= Data lines =
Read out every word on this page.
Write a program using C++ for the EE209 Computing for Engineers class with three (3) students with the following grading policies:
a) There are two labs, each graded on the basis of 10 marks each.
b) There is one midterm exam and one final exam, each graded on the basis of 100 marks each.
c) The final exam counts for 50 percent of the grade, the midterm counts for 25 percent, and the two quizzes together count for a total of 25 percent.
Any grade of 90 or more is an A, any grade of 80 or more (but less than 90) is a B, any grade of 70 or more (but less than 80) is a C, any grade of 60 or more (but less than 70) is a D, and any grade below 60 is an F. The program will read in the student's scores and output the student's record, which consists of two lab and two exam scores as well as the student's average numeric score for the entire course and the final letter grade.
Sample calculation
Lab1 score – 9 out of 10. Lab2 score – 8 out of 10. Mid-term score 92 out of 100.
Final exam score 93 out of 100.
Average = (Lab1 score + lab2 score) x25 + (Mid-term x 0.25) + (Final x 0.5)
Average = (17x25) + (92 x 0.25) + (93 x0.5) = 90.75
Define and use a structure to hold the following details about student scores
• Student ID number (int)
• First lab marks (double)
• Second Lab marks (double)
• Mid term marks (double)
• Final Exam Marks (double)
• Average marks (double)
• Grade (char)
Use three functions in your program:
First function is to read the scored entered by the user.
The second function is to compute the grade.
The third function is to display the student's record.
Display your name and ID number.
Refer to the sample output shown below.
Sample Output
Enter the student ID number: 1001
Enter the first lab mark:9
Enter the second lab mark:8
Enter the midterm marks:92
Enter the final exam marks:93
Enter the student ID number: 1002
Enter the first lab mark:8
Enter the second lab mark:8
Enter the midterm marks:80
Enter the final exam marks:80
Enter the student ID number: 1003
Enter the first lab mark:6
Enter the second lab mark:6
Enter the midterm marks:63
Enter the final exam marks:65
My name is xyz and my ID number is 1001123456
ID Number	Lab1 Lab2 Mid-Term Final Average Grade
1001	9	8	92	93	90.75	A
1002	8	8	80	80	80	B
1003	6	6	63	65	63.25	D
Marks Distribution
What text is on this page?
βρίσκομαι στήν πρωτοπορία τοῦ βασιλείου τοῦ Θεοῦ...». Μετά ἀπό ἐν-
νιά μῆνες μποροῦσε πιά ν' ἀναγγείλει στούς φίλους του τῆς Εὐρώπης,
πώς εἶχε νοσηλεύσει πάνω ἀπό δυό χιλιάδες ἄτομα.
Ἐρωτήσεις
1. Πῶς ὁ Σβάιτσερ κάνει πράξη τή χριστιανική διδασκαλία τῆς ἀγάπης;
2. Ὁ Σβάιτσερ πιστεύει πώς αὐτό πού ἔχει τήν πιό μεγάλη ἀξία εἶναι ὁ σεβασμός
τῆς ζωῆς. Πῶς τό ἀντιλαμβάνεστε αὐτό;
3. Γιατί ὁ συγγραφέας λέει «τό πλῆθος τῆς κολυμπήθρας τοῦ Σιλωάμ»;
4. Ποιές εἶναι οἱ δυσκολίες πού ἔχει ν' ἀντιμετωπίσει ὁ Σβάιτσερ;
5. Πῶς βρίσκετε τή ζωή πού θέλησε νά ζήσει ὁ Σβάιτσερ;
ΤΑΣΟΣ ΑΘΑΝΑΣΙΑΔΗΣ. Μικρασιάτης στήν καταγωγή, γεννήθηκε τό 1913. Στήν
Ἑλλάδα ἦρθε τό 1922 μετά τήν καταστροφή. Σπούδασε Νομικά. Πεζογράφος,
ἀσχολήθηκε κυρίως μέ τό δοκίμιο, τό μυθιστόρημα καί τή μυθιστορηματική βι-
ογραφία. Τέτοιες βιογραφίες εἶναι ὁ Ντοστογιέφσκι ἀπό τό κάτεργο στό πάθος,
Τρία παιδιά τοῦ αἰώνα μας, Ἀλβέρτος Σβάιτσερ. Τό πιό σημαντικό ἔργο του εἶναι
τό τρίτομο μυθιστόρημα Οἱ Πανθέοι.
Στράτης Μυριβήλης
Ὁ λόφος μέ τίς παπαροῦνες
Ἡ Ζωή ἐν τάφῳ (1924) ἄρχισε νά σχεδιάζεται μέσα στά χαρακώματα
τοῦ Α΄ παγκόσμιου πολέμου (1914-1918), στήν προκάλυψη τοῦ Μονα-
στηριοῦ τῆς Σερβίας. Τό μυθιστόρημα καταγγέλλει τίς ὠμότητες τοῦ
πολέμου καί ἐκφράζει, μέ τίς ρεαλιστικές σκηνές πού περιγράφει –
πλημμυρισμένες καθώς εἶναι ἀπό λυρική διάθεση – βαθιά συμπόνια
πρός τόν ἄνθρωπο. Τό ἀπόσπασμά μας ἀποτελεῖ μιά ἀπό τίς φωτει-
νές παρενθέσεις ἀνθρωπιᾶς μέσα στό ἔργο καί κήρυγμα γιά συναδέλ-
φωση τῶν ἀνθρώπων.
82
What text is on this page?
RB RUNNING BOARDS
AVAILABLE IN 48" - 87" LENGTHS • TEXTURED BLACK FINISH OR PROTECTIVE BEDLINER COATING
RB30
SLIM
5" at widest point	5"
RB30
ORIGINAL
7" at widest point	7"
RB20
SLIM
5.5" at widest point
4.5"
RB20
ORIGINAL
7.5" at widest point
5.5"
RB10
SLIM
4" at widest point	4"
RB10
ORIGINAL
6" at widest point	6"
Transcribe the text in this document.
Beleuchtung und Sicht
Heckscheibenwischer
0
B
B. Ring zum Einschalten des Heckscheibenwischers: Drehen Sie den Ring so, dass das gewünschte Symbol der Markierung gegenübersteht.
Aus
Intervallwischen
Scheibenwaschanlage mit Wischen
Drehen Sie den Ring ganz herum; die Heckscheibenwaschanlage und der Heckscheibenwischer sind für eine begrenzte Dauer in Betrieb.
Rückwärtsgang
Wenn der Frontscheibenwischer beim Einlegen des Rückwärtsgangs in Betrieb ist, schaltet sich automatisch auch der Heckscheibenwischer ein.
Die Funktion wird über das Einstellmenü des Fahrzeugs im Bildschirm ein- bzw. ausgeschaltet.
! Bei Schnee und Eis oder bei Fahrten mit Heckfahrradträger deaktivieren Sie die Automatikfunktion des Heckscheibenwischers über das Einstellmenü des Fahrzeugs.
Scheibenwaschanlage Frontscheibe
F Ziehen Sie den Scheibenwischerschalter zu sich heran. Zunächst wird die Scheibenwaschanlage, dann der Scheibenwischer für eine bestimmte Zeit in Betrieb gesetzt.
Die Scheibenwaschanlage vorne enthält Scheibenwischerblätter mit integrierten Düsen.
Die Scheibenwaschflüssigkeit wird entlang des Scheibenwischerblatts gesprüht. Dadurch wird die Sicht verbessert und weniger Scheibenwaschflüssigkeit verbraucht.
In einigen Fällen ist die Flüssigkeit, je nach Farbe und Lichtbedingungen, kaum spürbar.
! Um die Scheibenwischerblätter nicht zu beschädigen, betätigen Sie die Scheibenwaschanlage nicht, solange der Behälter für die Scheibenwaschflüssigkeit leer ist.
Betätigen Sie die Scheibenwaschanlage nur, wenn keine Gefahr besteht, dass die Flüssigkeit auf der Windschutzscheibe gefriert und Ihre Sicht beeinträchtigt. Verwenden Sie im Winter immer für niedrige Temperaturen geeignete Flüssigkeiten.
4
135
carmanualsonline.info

= Aim =
Write out the entries above once more, without altering anything.

= Task response =
Read out every word on this page.
Write a program using C++ for the EE209 Computing for Engineers class with three (3) students with the following grading policies:
a) There are two labs, each graded on the basis of 10 marks each.
b) There is one midterm exam and one final exam, each graded on the basis of 100 marks each.
c) The final exam counts for 50 percent of the grade, the midterm counts for 25 percent, and the two quizzes together count for a total of 25 percent.
Any grade of 90 or more is an A, any grade of 80 or more (but less than 90) is a B, any grade of 70 or more (but less than 80) is a C, any grade of 60 or more (but less than 70) is a D, and any grade below 60 is an F. The program will read in the student's scores and output the student's record, which consists of two lab and two exam scores as well as the student's average numeric score for the entire course and the final letter grade.
Sample calculation
Lab1 score – 9 out of 10. Lab2 score – 8 out of 10. Mid-term score 92 out of 100.
Final exam score 93 out of 100.
Average = (Lab1 score + lab2 score) x25 + (Mid-term x 0.25) + (Final x 0.5)
Average = (17x25) + (92 x 0.25) + (93 x0.5) = 90.75
Define and use a structure to hold the following details about student scores
• Student ID number (int)
• First lab marks (double)
• Second Lab marks (double)
• Mid term marks (double)
• Final Exam Marks (double)
• Average marks (double)
• Grade (char)
Use three functions in your program:
First function is to read the scored entered by the user.
The second function is to compute the grade.
The third function is to display the student's record.
Display your name and ID number.
Refer to the sample output shown below.
Sample Output
Enter the student ID number: 1001
Enter the first lab mark:9
Enter the second lab mark:8
Enter the midterm marks:92
Enter the final exam marks:93
Enter the student ID number: 1002
Enter the first lab mark:8
Enter the second lab mark:8
Enter the midterm marks:80
Enter the final exam marks:80
Enter the student ID number: 1003
Enter the first lab mark:6
Enter the second lab mark:6
Enter the midterm marks:63
Enter the final exam marks:65
My name is xyz and my ID number is 1001123456
ID Number	Lab1 Lab2 Mid-Term Final Average Grade
1001	9	8	92	93	90.75	A
1002	8	8	80	80	80	B
1003	6	6	63	65	63.25	D
Marks Distribution
What text is on this page?
βρίσκομαι στήν πρωτοπορία τοῦ βασιλείου τοῦ Θεοῦ...». Μετά ἀπό ἐν-
νιά μῆνες μποροῦσε πιά ν' ἀναγγείλει στούς φίλους του τῆς Εὐρώπης,
πώς εἶχε νοσηλεύσει πάνω ἀπό δυό χιλιάδες ἄτομα.
Ἐρωτήσεις
1. Πῶς ὁ Σβάιτσερ κάνει πράξη τή χριστιανική διδασκαλία τῆς ἀγάπης;
2. Ὁ Σβάιτσερ πιστεύει πώς αὐτό πού ἔχει τήν πιό μεγάλη ἀξία εἶναι ὁ σεβασμός
τῆς ζωῆς. Πῶς τό ἀντιλαμβάνεστε αὐτό;
3. Γιατί ὁ συγγραφέας λέει «τό πλῆθος τῆς κολυμπήθρας τοῦ Σιλωάμ»;
4. Ποιές εἶναι οἱ δυσκολίες πού ἔχει ν' ἀντιμετωπίσει ὁ Σβάιτσερ;
5. Πῶς βρίσκετε τή ζωή πού θέλησε νά ζήσει ὁ Σβάιτσερ;
ΤΑΣΟΣ ΑΘΑΝΑΣΙΑΔΗΣ. Μικρασιάτης στήν καταγωγή, γεννήθηκε τό 1913. Στήν
Ἑλλάδα ἦρθε τό 1922 μετά τήν καταστροφή. Σπούδασε Νομικά. Πεζογράφος,
ἀσχολήθηκε κυρίως μέ τό δοκίμιο, τό μυθιστόρημα καί τή μυθιστορηματική βι-
ογραφία. Τέτοιες βιογραφίες εἶναι ὁ Ντοστογιέφσκι ἀπό τό κάτεργο στό πάθος,
Τρία παιδιά τοῦ αἰώνα μας, Ἀλβέρτος Σβάιτσερ. Τό πιό σημαντικό ἔργο του εἶναι
τό τρίτομο μυθιστόρημα Οἱ Πανθέοι.
Στράτης Μυριβήλης
Ὁ λόφος μέ τίς παπαροῦνες
Ἡ Ζωή ἐν τάφῳ (1924) ἄρχισε νά σχεδιάζεται μέσα στά χαρακώματα
τοῦ Α΄ παγκόσμιου πολέμου (1914-1918), στήν προκάλυψη τοῦ Μονα-
στηριοῦ τῆς Σερβίας. Τό μυθιστόρημα καταγγέλλει τίς ὠμότητες τοῦ
πολέμου καί ἐκφράζει, μέ τίς ρεαλιστικές σκηνές πού περιγράφει –
πλημμυρισμένες καθώς εἶναι ἀπό λυρική διάθεση – βαθιά συμπόνια
πρός τόν ἄνθρωπο. Τό ἀπόσπασμά μας ἀποτελεῖ μιά ἀπό τίς φωτει-
νές παρενθέσεις ἀνθρωπιᾶς μέσα στό ἔργο καί κήρυγμα γιά συναδέλ-
φωση τῶν ἀνθρώπων.
82
What text is on this page?
RB RUNNING BOARDS
AVAILABLE IN 48" - 87" LENGTHS • TEXTURED BLACK FINISH OR PROTECTIVE BEDLINER COATING
RB30
SLIM
5" at widest point	5"
RB30
ORIGINAL
7" at widest point	7"
RB20
SLIM
5.5" at widest point
4.5"
RB20
ORIGINAL
7.5" at widest point
5.5"
RB10
SLIM
4" at widest point	4"
RB10
ORIGINAL
6" at widest point	6"
Transcribe the text in this document.
Beleuchtung und Sicht
Heckscheibenwischer
0
B
B. Ring zum Einschalten des Heckscheibenwischers: Drehen Sie den Ring so, dass das gewünschte Symbol der Markierung gegenübersteht.
Aus
Intervallwischen
Scheibenwaschanlage mit Wischen
Drehen Sie den Ring ganz herum; die Heckscheibenwaschanlage und der Heckscheibenwischer sind für eine begrenzte Dauer in Betrieb.
Rückwärtsgang
Wenn der Frontscheibenwischer beim Einlegen des Rückwärtsgangs in Betrieb ist, schaltet sich automatisch auch der Heckscheibenwischer ein.
Die Funktion wird über das Einstellmenü des Fahrzeugs im Bildschirm ein- bzw. ausgeschaltet.
! Bei Schnee und Eis oder bei Fahrten mit Heckfahrradträger deaktivieren Sie die Automatikfunktion des Heckscheibenwischers über das Einstellmenü des Fahrzeugs.
Scheibenwaschanlage Frontscheibe
F Ziehen Sie den Scheibenwischerschalter zu sich heran. Zunächst wird die Scheibenwaschanlage, dann der Scheibenwischer für eine bestimmte Zeit in Betrieb gesetzt.
Die Scheibenwaschanlage vorne enthält Scheibenwischerblätter mit integrierten Düsen.
Die Scheibenwaschflüssigkeit wird entlang des Scheibenwischerblatts gesprüht. Dadurch wird die Sicht verbessert und weniger Scheibenwaschflüssigkeit verbraucht.
In einigen Fällen ist die Flüssigkeit, je nach Farbe und Lichtbedingungen, kaum spürbar.
! Um die Scheibenwischerblätter nicht zu beschädigen, betätigen Sie die Scheibenwaschanlage nicht, solange der Behälter für die Scheibenwaschflüssigkeit leer ist.
Betätigen Sie die Scheibenwaschanlage nur, wenn keine Gefahr besteht, dass die Flüssigkeit auf der Windschutzscheibe gefriert und Ihre Sicht beeinträchtigt. Verwenden Sie im Winter immer für niedrige Temperaturen geeignete Flüssigkeiten.
4
135
carmanualsonline.info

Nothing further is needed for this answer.